__Direction__: Note each line that includes the word "Lightshot". Copy those lines.

>> begin Information given

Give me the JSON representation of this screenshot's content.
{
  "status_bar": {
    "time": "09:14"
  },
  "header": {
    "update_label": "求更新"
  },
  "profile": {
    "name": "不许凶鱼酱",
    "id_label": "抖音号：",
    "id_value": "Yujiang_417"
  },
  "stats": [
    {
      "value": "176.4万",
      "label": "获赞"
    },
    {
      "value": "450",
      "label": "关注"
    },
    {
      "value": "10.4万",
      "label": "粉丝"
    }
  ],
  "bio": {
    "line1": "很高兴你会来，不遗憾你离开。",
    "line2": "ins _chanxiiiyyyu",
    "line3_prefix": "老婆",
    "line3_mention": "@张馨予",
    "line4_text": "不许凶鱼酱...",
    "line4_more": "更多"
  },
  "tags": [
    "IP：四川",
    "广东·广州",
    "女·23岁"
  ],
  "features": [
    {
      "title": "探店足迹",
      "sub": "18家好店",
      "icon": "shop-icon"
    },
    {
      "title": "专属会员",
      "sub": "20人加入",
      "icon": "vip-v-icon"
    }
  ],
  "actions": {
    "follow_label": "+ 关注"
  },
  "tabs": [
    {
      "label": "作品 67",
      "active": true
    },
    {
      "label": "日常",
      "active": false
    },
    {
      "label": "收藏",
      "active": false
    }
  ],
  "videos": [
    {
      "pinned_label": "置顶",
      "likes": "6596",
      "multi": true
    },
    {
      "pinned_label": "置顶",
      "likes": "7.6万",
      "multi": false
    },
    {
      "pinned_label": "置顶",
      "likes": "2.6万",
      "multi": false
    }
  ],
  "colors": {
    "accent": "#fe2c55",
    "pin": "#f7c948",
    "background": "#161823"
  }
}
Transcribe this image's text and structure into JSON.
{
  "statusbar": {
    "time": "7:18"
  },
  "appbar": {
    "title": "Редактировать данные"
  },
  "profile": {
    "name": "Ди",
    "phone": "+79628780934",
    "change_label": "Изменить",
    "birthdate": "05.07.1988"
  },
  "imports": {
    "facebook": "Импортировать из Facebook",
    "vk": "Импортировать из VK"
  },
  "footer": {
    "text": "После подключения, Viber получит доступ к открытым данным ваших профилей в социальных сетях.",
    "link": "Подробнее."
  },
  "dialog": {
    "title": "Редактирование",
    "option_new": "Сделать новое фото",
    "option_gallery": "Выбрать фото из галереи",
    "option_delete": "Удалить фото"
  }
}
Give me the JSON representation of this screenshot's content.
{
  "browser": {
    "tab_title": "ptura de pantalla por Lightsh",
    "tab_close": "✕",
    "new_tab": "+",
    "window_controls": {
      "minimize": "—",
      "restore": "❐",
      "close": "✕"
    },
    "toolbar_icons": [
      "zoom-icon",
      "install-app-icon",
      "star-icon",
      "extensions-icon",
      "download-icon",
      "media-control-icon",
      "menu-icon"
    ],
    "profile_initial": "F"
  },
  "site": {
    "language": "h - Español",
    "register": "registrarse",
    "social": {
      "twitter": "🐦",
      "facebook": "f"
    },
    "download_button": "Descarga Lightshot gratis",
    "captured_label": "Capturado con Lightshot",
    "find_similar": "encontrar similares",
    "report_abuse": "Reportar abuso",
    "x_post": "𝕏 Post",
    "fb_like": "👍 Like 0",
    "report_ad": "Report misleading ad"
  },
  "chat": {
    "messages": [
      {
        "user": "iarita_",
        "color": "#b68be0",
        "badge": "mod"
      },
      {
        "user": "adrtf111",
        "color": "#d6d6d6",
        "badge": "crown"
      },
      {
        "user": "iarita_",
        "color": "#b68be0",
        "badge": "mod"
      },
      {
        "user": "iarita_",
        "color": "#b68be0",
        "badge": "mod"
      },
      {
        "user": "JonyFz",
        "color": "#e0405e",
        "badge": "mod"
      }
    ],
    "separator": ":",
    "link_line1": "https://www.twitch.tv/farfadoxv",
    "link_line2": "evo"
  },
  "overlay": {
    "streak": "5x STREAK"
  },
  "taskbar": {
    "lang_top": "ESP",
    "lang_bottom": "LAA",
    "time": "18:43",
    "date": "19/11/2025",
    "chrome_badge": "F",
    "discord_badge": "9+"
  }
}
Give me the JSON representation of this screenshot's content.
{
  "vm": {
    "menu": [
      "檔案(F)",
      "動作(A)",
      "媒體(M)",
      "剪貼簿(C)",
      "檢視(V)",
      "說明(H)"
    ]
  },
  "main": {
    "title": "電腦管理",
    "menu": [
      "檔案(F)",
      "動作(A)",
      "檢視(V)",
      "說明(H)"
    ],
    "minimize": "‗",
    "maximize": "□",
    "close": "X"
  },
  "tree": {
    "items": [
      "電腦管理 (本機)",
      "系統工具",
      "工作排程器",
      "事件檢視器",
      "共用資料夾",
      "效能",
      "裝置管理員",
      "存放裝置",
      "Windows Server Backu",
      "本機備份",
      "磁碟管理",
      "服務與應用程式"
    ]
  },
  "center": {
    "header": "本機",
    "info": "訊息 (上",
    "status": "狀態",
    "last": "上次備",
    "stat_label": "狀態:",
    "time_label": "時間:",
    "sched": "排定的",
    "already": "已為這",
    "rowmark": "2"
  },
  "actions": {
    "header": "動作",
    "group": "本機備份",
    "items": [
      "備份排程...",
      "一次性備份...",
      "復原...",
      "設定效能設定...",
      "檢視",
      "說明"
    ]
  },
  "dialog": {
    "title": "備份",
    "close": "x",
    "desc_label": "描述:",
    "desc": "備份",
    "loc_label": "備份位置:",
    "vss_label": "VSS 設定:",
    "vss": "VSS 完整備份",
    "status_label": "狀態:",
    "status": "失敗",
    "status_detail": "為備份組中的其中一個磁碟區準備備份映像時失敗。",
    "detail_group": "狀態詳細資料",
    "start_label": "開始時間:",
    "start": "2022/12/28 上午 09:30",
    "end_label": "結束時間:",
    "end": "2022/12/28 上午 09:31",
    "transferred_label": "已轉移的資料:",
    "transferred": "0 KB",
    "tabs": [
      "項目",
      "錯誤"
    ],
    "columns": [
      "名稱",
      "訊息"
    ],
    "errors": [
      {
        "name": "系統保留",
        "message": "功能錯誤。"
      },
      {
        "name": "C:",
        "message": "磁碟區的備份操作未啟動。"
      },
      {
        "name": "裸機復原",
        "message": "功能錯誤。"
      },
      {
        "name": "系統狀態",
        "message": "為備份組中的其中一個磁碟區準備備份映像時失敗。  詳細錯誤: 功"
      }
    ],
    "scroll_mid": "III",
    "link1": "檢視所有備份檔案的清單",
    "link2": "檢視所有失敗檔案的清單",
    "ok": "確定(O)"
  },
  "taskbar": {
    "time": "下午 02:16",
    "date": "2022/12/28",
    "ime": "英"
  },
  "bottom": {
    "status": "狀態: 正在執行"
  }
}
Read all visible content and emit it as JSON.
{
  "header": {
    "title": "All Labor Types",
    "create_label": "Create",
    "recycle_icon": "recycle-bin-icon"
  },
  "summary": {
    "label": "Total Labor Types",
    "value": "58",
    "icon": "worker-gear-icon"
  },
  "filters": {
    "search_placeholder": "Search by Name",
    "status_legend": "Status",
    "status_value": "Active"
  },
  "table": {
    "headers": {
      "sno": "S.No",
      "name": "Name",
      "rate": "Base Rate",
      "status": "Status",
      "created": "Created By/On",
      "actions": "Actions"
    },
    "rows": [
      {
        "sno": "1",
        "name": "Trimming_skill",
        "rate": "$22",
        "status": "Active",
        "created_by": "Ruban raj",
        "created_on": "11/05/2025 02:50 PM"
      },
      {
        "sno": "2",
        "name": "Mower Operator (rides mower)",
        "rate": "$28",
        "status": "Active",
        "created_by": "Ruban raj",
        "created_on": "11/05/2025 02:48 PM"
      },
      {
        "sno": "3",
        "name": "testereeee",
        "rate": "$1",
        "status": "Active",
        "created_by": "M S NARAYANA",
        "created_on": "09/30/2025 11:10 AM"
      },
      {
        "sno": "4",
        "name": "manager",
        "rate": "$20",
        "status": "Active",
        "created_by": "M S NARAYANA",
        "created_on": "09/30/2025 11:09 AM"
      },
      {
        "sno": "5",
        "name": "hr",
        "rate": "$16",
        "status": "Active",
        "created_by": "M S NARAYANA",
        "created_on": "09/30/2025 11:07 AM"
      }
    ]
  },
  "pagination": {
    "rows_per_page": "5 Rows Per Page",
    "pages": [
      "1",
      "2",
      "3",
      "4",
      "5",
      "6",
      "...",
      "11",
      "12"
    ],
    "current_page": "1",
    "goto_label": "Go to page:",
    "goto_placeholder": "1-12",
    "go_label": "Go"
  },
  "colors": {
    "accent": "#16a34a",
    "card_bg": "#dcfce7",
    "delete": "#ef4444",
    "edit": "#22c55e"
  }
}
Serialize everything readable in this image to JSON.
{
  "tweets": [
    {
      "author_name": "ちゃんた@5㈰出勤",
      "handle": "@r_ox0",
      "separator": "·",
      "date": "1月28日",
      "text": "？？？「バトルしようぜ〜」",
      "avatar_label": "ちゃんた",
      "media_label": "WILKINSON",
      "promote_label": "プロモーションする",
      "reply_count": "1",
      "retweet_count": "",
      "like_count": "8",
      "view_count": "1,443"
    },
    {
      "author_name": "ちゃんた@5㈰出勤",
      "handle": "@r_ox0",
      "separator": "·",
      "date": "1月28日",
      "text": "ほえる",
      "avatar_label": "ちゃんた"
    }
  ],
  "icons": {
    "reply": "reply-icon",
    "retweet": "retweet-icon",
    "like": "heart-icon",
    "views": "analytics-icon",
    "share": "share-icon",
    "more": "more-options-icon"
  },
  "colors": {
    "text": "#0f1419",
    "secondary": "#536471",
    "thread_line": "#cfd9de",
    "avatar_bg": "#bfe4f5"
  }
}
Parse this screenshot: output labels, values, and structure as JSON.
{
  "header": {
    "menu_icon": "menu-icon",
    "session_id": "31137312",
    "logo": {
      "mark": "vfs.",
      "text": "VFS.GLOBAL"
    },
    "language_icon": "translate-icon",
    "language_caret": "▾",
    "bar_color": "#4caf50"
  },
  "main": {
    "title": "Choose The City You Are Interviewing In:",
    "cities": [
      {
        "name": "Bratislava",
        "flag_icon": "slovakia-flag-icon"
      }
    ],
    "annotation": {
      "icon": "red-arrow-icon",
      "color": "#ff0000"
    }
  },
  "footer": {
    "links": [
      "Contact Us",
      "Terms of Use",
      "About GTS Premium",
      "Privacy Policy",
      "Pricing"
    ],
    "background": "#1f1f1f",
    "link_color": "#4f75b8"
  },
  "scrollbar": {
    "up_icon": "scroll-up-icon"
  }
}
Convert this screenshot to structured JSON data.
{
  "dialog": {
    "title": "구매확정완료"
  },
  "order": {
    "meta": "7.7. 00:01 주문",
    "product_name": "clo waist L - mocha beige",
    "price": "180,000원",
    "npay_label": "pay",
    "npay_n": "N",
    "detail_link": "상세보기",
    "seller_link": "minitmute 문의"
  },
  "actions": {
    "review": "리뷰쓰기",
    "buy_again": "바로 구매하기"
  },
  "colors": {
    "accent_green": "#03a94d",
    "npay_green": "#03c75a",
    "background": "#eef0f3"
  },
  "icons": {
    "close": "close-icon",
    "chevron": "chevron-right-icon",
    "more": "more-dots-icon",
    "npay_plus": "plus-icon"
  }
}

>> end Information given

__Task output__:
    "download_button": "Descarga Lightshot gratis",
    "captured_label": "Capturado con Lightshot",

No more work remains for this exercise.